[Items listed in a dataset]
--- --- ---

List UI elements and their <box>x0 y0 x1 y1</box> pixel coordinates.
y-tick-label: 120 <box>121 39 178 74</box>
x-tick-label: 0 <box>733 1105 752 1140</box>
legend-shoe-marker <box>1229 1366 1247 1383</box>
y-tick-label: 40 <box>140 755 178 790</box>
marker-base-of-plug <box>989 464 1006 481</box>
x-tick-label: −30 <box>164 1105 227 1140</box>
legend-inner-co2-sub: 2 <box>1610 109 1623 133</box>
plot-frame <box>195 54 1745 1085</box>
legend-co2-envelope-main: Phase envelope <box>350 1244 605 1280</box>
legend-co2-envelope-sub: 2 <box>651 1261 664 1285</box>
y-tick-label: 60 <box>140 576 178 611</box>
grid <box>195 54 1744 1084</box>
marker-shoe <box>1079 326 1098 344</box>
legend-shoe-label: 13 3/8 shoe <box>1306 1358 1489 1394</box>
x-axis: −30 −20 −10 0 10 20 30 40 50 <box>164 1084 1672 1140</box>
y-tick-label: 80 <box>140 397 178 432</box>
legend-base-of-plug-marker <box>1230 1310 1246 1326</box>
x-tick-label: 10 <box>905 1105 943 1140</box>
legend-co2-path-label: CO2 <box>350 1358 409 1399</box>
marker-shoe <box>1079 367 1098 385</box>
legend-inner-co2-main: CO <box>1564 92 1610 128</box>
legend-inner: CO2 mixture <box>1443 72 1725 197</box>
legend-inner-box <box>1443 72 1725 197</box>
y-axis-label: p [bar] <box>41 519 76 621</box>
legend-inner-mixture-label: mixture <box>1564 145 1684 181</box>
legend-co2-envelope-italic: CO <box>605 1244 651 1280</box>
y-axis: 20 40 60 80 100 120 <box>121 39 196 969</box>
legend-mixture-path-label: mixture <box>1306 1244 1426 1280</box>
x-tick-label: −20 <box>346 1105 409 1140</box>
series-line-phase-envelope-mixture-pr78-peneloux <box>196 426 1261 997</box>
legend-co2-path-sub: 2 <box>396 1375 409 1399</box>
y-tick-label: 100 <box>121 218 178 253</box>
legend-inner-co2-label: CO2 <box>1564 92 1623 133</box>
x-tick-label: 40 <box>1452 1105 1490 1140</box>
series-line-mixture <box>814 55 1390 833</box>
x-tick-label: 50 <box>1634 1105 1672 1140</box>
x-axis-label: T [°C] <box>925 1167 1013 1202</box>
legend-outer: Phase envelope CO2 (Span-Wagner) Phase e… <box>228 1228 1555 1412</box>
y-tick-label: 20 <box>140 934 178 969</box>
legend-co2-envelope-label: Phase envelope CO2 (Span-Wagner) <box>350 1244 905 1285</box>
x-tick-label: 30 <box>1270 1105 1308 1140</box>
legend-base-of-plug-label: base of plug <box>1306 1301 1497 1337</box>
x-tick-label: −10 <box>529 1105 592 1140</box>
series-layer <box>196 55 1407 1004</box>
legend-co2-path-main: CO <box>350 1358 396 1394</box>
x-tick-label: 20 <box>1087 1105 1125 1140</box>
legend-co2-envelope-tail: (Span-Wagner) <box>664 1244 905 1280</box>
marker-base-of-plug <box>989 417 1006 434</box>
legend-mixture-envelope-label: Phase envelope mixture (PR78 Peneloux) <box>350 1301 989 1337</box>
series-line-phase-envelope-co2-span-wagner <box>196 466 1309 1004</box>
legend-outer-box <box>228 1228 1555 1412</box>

--- --- ---

**INSTRUCTION**: Edit the lines above so that "Phase envelope" becomes "Saturation curve" wherever it appears, and leave everything else as it is.

**RESPONSE FOR THIS EXERCISE**:
List UI elements and their <box>x0 y0 x1 y1</box> pixel coordinates.
y-tick-label: 120 <box>121 39 178 74</box>
x-tick-label: 0 <box>733 1105 752 1140</box>
legend-shoe-marker <box>1229 1366 1247 1383</box>
y-tick-label: 40 <box>140 755 178 790</box>
marker-base-of-plug <box>989 464 1006 481</box>
x-tick-label: −30 <box>164 1105 227 1140</box>
legend-inner-co2-sub: 2 <box>1610 109 1623 133</box>
plot-frame <box>195 54 1745 1085</box>
legend-co2-envelope-main: Saturation curve <box>350 1244 605 1280</box>
legend-co2-envelope-sub: 2 <box>651 1261 664 1285</box>
y-tick-label: 60 <box>140 576 178 611</box>
grid <box>195 54 1744 1084</box>
marker-shoe <box>1079 326 1098 344</box>
legend-shoe-label: 13 3/8 shoe <box>1306 1358 1489 1394</box>
x-axis: −30 −20 −10 0 10 20 30 40 50 <box>164 1084 1672 1140</box>
y-tick-label: 80 <box>140 397 178 432</box>
legend-base-of-plug-marker <box>1230 1310 1246 1326</box>
x-tick-label: 10 <box>905 1105 943 1140</box>
legend-co2-path-label: CO2 <box>350 1358 409 1399</box>
marker-shoe <box>1079 367 1098 385</box>
legend-inner-co2-main: CO <box>1564 92 1610 128</box>
legend-inner: CO2 mixture <box>1443 72 1725 197</box>
legend-inner-box <box>1443 72 1725 197</box>
y-axis-label: p [bar] <box>41 519 76 621</box>
legend-inner-mixture-label: mixture <box>1564 145 1684 181</box>
legend-co2-envelope-italic: CO <box>605 1244 651 1280</box>
y-axis: 20 40 60 80 100 120 <box>121 39 196 969</box>
legend-mixture-path-label: mixture <box>1306 1244 1426 1280</box>
x-tick-label: −20 <box>346 1105 409 1140</box>
series-line-phase-envelope-mixture-pr78-peneloux <box>196 426 1261 997</box>
legend-co2-path-sub: 2 <box>396 1375 409 1399</box>
y-tick-label: 100 <box>121 218 178 253</box>
legend-inner-co2-label: CO2 <box>1564 92 1623 133</box>
x-tick-label: 40 <box>1452 1105 1490 1140</box>
series-line-mixture <box>814 55 1390 833</box>
x-tick-label: 50 <box>1634 1105 1672 1140</box>
x-axis-label: T [°C] <box>925 1167 1013 1202</box>
legend-outer: Saturation curve CO2 (Span-Wagner) Phase e… <box>228 1228 1555 1412</box>
y-tick-label: 20 <box>140 934 178 969</box>
legend-co2-envelope-label: Saturation curve CO2 (Span-Wagner) <box>350 1244 905 1285</box>
x-tick-label: 30 <box>1270 1105 1308 1140</box>
legend-base-of-plug-label: base of plug <box>1306 1301 1497 1337</box>
x-tick-label: −10 <box>529 1105 592 1140</box>
series-layer <box>196 55 1407 1004</box>
legend-co2-path-main: CO <box>350 1358 396 1394</box>
x-tick-label: 20 <box>1087 1105 1125 1140</box>
legend-co2-envelope-tail: (Span-Wagner) <box>664 1244 905 1280</box>
marker-base-of-plug <box>989 417 1006 434</box>
legend-mixture-envelope-label: Saturation curve mixture (PR78 Peneloux) <box>350 1301 989 1337</box>
series-line-phase-envelope-co2-span-wagner <box>196 466 1309 1004</box>
legend-outer-box <box>228 1228 1555 1412</box>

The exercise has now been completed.